Task prompt: Reply with one number: the count of lines in the listing that contain the string "traitement".

Extracted material:
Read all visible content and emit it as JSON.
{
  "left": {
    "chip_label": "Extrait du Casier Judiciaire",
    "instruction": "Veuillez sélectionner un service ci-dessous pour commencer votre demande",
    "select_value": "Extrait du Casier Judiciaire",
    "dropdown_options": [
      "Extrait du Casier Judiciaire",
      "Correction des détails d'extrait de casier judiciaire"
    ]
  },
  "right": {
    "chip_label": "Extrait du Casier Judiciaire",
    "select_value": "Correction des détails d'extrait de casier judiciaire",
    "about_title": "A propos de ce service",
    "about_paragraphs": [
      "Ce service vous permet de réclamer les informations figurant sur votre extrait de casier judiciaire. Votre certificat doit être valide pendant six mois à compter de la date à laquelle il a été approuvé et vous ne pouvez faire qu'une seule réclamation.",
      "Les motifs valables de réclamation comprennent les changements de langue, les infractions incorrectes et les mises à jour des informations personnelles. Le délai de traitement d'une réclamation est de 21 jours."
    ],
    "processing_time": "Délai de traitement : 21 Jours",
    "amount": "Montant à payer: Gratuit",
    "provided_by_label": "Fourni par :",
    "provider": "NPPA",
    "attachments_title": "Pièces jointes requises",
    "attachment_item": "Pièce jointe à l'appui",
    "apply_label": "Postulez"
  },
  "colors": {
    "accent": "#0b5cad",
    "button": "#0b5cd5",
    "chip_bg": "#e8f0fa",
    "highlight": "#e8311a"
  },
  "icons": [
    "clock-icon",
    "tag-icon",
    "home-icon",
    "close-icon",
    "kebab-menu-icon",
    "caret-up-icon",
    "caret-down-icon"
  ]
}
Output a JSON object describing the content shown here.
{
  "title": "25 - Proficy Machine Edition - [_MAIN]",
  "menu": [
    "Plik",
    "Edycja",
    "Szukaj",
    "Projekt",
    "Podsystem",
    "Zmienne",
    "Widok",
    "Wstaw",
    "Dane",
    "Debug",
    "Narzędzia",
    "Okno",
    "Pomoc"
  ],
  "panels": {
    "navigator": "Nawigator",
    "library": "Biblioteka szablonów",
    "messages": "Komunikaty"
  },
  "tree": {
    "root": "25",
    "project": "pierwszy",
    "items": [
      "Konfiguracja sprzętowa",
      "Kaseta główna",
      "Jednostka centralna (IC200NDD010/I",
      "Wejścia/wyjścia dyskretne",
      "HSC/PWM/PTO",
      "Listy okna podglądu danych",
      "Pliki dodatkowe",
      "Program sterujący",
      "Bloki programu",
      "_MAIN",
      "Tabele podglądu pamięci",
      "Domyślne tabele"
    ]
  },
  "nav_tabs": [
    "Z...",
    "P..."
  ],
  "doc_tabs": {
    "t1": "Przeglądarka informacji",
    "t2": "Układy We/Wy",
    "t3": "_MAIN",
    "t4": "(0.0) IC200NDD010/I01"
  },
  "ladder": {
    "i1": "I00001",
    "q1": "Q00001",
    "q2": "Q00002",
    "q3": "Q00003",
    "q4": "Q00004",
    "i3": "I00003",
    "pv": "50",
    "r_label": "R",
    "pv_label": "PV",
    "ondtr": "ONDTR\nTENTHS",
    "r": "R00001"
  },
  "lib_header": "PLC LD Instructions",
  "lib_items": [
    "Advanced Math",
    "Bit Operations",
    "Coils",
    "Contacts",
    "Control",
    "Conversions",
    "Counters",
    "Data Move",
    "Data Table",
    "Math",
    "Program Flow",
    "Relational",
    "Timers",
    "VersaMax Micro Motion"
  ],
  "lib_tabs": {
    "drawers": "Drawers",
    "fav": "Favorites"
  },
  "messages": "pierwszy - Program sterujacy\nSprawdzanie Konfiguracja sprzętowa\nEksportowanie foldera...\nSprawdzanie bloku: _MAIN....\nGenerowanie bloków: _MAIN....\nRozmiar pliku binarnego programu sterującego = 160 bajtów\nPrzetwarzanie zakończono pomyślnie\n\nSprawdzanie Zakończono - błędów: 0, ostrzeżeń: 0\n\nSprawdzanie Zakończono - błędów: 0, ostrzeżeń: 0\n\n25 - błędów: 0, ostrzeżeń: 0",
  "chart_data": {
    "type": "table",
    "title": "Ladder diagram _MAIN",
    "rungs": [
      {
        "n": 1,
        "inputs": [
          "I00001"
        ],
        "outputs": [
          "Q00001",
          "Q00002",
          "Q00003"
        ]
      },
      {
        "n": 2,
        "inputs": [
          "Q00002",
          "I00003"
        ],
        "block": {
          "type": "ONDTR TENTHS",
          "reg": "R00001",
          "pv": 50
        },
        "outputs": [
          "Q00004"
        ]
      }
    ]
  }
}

Written response: 2